→ WHAT IS NEEDED: Out of all the lines below, count those with the word "name". Give the number only.

—————

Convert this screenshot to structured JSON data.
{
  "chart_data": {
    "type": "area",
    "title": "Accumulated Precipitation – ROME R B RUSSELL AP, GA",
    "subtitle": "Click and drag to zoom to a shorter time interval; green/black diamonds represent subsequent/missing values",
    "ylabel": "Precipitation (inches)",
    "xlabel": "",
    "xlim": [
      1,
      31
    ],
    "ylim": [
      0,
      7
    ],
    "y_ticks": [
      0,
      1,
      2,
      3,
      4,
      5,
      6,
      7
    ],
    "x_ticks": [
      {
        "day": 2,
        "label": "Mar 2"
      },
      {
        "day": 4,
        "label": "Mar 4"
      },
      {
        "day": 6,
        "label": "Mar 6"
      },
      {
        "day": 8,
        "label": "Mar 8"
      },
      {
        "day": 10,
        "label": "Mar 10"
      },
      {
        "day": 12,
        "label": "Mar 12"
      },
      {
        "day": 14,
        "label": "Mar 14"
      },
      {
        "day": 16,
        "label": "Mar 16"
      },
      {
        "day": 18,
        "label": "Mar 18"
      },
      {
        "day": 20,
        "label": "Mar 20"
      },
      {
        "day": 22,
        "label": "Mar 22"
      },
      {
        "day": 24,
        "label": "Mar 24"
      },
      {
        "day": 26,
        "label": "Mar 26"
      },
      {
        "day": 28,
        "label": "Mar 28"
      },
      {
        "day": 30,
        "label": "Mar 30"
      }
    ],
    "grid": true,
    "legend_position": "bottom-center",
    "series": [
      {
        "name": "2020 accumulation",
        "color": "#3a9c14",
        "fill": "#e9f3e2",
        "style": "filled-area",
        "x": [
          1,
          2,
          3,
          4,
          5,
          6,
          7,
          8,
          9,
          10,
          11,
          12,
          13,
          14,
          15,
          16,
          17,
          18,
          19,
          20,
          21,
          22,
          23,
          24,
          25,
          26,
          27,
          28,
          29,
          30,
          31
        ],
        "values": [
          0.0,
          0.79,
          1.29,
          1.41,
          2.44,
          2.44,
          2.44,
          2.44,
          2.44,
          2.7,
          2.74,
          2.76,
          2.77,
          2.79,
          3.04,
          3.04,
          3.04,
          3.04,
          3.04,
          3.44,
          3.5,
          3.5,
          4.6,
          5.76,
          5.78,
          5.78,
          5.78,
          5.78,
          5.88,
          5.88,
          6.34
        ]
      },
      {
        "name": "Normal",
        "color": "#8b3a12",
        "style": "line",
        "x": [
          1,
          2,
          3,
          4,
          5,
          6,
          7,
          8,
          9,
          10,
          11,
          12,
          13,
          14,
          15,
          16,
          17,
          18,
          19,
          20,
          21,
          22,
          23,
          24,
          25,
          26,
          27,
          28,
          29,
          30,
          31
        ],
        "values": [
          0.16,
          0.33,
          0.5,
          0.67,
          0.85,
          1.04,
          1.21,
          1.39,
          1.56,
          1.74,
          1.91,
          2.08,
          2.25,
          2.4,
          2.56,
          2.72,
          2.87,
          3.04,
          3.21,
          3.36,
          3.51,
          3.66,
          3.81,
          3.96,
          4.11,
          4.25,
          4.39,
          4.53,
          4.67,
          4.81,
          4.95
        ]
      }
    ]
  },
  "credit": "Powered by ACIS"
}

—————

→ EXERCISE SOLUTION: 2